- GIVEN INSTRUCTION:
Print all of the lines exactly. Any picture among them stays out.

- DATA FOR THE TASK:
• • • • • • •

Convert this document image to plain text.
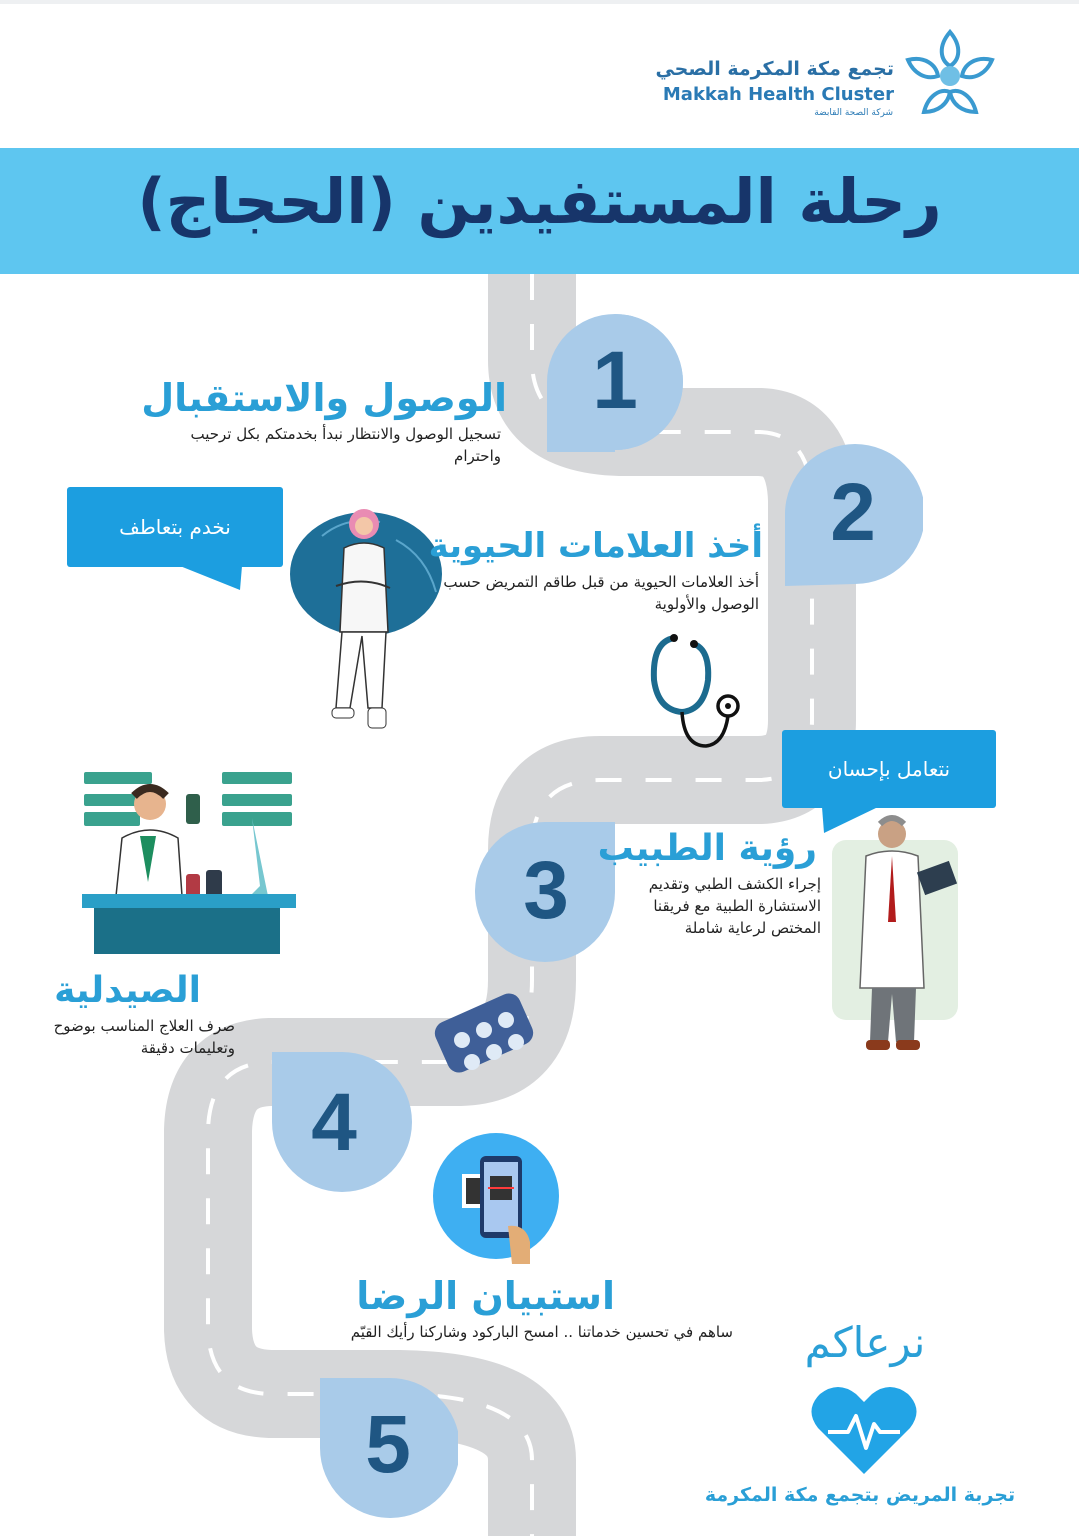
تجمع مكة المكرمة الصحي
Makkah Health Cluster
شركة الصحة القابضة
رحلة المستفيدين (الحجاج)
1
2
3
4
5
الوصول والاستقبال
تسجيل الوصول والانتظار نبدأ بخدمتكم بكل ترحيب واحترام
نخدم بتعاطف	أخذ العلامات الحيوية
أخذ العلامات الحيوية من قبل طاقم التمريض حسب الوصول والأولوية
نتعامل بإحسان
رؤية الطبيب
إجراء الكشف الطبي وتقديم الاستشارة الطبية مع فريقنا المختص لرعاية شاملة
الصيدلية
صرف العلاج المناسب بوضوح وتعليمات دقيقة
استبيان الرضا
ساهم في تحسين خدماتنا .. امسح الباركود وشاركنا رأيك القيّم	نرعاكم
تجربة المريض بتجمع مكة المكرمة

• • • • • • •

- SOLUTION TO THIS TASK:
Convert this document image to plain text.
تجمع مكة المكرمة الصحي
Makkah Health Cluster
شركة الصحة القابضة
رحلة المستفيدين (الحجاج)
1
2
3
4
5
الوصول والاستقبال
تسجيل الوصول والانتظار نبدأ بخدمتكم بكل ترحيب واحترام
نخدم بتعاطف	أخذ العلامات الحيوية
أخذ العلامات الحيوية من قبل طاقم التمريض حسب الوصول والأولوية
نتعامل بإحسان
رؤية الطبيب
إجراء الكشف الطبي وتقديم الاستشارة الطبية مع فريقنا المختص لرعاية شاملة
الصيدلية
صرف العلاج المناسب بوضوح وتعليمات دقيقة
استبيان الرضا
ساهم في تحسين خدماتنا .. امسح الباركود وشاركنا رأيك القيّم	نرعاكم
تجربة المريض بتجمع مكة المكرمة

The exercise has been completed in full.